AIM OF THE EXERCISE
Output every record word for word.
----
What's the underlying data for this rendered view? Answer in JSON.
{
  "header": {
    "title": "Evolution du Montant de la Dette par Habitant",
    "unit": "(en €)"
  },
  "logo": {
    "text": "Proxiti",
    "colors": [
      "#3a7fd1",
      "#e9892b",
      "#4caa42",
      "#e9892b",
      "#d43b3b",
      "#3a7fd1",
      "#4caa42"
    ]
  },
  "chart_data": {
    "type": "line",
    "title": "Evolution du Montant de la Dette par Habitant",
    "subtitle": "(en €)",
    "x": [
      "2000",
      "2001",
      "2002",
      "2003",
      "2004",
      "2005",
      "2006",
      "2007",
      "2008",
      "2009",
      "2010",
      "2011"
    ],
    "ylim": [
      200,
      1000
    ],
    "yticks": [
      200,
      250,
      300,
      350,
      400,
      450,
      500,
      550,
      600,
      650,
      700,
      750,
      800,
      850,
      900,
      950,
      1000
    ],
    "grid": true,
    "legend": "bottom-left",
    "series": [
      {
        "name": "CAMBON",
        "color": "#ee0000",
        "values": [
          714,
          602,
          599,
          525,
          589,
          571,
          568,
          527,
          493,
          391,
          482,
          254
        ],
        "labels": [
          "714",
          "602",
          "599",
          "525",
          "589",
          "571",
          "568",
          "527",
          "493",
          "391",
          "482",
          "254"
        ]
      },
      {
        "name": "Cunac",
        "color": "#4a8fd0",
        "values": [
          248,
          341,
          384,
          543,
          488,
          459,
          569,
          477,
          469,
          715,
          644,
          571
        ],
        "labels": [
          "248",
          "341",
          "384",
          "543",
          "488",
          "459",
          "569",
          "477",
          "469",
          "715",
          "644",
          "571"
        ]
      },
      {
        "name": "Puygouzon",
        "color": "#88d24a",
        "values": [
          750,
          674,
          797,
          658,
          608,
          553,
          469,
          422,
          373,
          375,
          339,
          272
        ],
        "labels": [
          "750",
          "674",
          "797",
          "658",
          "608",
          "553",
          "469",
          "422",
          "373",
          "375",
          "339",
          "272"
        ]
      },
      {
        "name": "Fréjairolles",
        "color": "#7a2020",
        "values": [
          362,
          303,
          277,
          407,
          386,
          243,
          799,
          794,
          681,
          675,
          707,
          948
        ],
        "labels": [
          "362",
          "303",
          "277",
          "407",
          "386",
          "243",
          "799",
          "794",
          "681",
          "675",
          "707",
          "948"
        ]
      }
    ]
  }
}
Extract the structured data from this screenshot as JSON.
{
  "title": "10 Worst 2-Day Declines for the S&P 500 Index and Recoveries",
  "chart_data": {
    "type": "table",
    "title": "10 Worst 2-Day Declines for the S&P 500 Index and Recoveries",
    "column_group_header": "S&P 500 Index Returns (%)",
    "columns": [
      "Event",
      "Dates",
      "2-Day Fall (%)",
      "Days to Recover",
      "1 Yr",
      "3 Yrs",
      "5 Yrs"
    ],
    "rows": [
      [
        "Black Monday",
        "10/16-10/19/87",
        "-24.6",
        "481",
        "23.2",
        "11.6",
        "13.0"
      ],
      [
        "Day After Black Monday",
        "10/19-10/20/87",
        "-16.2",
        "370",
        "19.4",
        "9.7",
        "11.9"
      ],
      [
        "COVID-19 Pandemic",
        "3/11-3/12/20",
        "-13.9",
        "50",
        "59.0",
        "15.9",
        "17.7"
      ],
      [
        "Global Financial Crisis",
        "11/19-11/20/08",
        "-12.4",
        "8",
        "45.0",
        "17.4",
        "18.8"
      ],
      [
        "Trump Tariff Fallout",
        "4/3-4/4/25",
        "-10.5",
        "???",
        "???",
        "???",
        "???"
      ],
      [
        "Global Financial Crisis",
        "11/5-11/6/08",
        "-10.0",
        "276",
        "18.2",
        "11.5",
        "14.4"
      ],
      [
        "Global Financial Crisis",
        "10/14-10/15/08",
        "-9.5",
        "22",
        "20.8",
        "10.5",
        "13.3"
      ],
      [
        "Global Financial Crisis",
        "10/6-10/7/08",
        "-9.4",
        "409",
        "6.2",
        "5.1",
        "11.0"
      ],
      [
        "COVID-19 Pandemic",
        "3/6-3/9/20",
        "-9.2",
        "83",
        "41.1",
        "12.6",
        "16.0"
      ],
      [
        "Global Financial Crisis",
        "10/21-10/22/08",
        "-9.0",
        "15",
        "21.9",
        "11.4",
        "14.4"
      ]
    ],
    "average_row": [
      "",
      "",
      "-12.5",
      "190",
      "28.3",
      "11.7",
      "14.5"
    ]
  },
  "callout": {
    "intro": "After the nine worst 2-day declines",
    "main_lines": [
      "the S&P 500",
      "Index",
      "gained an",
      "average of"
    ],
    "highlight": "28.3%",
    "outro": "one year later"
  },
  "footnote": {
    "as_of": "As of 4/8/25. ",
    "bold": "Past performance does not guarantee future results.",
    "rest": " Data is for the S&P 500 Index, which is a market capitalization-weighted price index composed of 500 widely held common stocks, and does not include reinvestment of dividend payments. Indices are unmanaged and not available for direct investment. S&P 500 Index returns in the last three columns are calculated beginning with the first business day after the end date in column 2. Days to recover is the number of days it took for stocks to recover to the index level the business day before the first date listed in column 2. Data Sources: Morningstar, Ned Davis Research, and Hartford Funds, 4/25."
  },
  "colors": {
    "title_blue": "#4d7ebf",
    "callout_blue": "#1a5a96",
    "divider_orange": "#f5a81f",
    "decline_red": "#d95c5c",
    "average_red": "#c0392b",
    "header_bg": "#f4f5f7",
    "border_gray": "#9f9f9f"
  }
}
----
SOLVED PROBLEM
What's the underlying data for this rendered view? Answer in JSON.
{
  "header": {
    "title": "Evolution du Montant de la Dette par Habitant",
    "unit": "(en €)"
  },
  "logo": {
    "text": "Proxiti",
    "colors": [
      "#3a7fd1",
      "#e9892b",
      "#4caa42",
      "#e9892b",
      "#d43b3b",
      "#3a7fd1",
      "#4caa42"
    ]
  },
  "chart_data": {
    "type": "line",
    "title": "Evolution du Montant de la Dette par Habitant",
    "subtitle": "(en €)",
    "x": [
      "2000",
      "2001",
      "2002",
      "2003",
      "2004",
      "2005",
      "2006",
      "2007",
      "2008",
      "2009",
      "2010",
      "2011"
    ],
    "ylim": [
      200,
      1000
    ],
    "yticks": [
      200,
      250,
      300,
      350,
      400,
      450,
      500,
      550,
      600,
      650,
      700,
      750,
      800,
      850,
      900,
      950,
      1000
    ],
    "grid": true,
    "legend": "bottom-left",
    "series": [
      {
        "name": "CAMBON",
        "color": "#ee0000",
        "values": [
          714,
          602,
          599,
          525,
          589,
          571,
          568,
          527,
          493,
          391,
          482,
          254
        ],
        "labels": [
          "714",
          "602",
          "599",
          "525",
          "589",
          "571",
          "568",
          "527",
          "493",
          "391",
          "482",
          "254"
        ]
      },
      {
        "name": "Cunac",
        "color": "#4a8fd0",
        "values": [
          248,
          341,
          384,
          543,
          488,
          459,
          569,
          477,
          469,
          715,
          644,
          571
        ],
        "labels": [
          "248",
          "341",
          "384",
          "543",
          "488",
          "459",
          "569",
          "477",
          "469",
          "715",
          "644",
          "571"
        ]
      },
      {
        "name": "Puygouzon",
        "color": "#88d24a",
        "values": [
          750,
          674,
          797,
          658,
          608,
          553,
          469,
          422,
          373,
          375,
          339,
          272
        ],
        "labels": [
          "750",
          "674",
          "797",
          "658",
          "608",
          "553",
          "469",
          "422",
          "373",
          "375",
          "339",
          "272"
        ]
      },
      {
        "name": "Fréjairolles",
        "color": "#7a2020",
        "values": [
          362,
          303,
          277,
          407,
          386,
          243,
          799,
          794,
          681,
          675,
          707,
          948
        ],
        "labels": [
          "362",
          "303",
          "277",
          "407",
          "386",
          "243",
          "799",
          "794",
          "681",
          "675",
          "707",
          "948"
        ]
      }
    ]
  }
}
Extract the structured data from this screenshot as JSON.
{
  "title": "10 Worst 2-Day Declines for the S&P 500 Index and Recoveries",
  "chart_data": {
    "type": "table",
    "title": "10 Worst 2-Day Declines for the S&P 500 Index and Recoveries",
    "column_group_header": "S&P 500 Index Returns (%)",
    "columns": [
      "Event",
      "Dates",
      "2-Day Fall (%)",
      "Days to Recover",
      "1 Yr",
      "3 Yrs",
      "5 Yrs"
    ],
    "rows": [
      [
        "Black Monday",
        "10/16-10/19/87",
        "-24.6",
        "481",
        "23.2",
        "11.6",
        "13.0"
      ],
      [
        "Day After Black Monday",
        "10/19-10/20/87",
        "-16.2",
        "370",
        "19.4",
        "9.7",
        "11.9"
      ],
      [
        "COVID-19 Pandemic",
        "3/11-3/12/20",
        "-13.9",
        "50",
        "59.0",
        "15.9",
        "17.7"
      ],
      [
        "Global Financial Crisis",
        "11/19-11/20/08",
        "-12.4",
        "8",
        "45.0",
        "17.4",
        "18.8"
      ],
      [
        "Trump Tariff Fallout",
        "4/3-4/4/25",
        "-10.5",
        "???",
        "???",
        "???",
        "???"
      ],
      [
        "Global Financial Crisis",
        "11/5-11/6/08",
        "-10.0",
        "276",
        "18.2",
        "11.5",
        "14.4"
      ],
      [
        "Global Financial Crisis",
        "10/14-10/15/08",
        "-9.5",
        "22",
        "20.8",
        "10.5",
        "13.3"
      ],
      [
        "Global Financial Crisis",
        "10/6-10/7/08",
        "-9.4",
        "409",
        "6.2",
        "5.1",
        "11.0"
      ],
      [
        "COVID-19 Pandemic",
        "3/6-3/9/20",
        "-9.2",
        "83",
        "41.1",
        "12.6",
        "16.0"
      ],
      [
        "Global Financial Crisis",
        "10/21-10/22/08",
        "-9.0",
        "15",
        "21.9",
        "11.4",
        "14.4"
      ]
    ],
    "average_row": [
      "",
      "",
      "-12.5",
      "190",
      "28.3",
      "11.7",
      "14.5"
    ]
  },
  "callout": {
    "intro": "After the nine worst 2-day declines",
    "main_lines": [
      "the S&P 500",
      "Index",
      "gained an",
      "average of"
    ],
    "highlight": "28.3%",
    "outro": "one year later"
  },
  "footnote": {
    "as_of": "As of 4/8/25. ",
    "bold": "Past performance does not guarantee future results.",
    "rest": " Data is for the S&P 500 Index, which is a market capitalization-weighted price index composed of 500 widely held common stocks, and does not include reinvestment of dividend payments. Indices are unmanaged and not available for direct investment. S&P 500 Index returns in the last three columns are calculated beginning with the first business day after the end date in column 2. Days to recover is the number of days it took for stocks to recover to the index level the business day before the first date listed in column 2. Data Sources: Morningstar, Ned Davis Research, and Hartford Funds, 4/25."
  },
  "colors": {
    "title_blue": "#4d7ebf",
    "callout_blue": "#1a5a96",
    "divider_orange": "#f5a81f",
    "decline_red": "#d95c5c",
    "average_red": "#c0392b",
    "header_bg": "#f4f5f7",
    "border_gray": "#9f9f9f"
  }
}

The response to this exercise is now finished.